(Source records)
## BEGIN

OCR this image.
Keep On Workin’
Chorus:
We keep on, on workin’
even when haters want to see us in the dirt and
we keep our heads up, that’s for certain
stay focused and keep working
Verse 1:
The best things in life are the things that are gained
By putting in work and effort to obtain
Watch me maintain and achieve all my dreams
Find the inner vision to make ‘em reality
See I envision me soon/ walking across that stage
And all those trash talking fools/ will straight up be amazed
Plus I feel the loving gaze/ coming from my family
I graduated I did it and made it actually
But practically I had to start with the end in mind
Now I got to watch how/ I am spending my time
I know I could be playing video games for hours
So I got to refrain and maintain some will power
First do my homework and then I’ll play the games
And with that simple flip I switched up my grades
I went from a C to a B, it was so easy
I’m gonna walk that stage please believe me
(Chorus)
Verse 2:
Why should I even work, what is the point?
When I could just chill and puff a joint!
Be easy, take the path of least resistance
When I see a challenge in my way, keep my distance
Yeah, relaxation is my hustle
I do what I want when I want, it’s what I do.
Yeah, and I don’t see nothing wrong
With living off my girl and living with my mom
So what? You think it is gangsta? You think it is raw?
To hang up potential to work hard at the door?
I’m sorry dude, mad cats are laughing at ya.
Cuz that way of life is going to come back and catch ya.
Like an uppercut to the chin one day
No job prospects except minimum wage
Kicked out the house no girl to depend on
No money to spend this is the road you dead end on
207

## END

**REQUIREMENT**:
Return the listing above in full, character for character.

**SOLUTION FOR THIS EXERCISE**:
OCR this image.
Keep On Workin’
Chorus:
We keep on, on workin’
even when haters want to see us in the dirt and
we keep our heads up, that’s for certain
stay focused and keep working
Verse 1:
The best things in life are the things that are gained
By putting in work and effort to obtain
Watch me maintain and achieve all my dreams
Find the inner vision to make ‘em reality
See I envision me soon/ walking across that stage
And all those trash talking fools/ will straight up be amazed
Plus I feel the loving gaze/ coming from my family
I graduated I did it and made it actually
But practically I had to start with the end in mind
Now I got to watch how/ I am spending my time
I know I could be playing video games for hours
So I got to refrain and maintain some will power
First do my homework and then I’ll play the games
And with that simple flip I switched up my grades
I went from a C to a B, it was so easy
I’m gonna walk that stage please believe me
(Chorus)
Verse 2:
Why should I even work, what is the point?
When I could just chill and puff a joint!
Be easy, take the path of least resistance
When I see a challenge in my way, keep my distance
Yeah, relaxation is my hustle
I do what I want when I want, it’s what I do.
Yeah, and I don’t see nothing wrong
With living off my girl and living with my mom
So what? You think it is gangsta? You think it is raw?
To hang up potential to work hard at the door?
I’m sorry dude, mad cats are laughing at ya.
Cuz that way of life is going to come back and catch ya.
Like an uppercut to the chin one day
No job prospects except minimum wage
Kicked out the house no girl to depend on
No money to spend this is the road you dead end on
207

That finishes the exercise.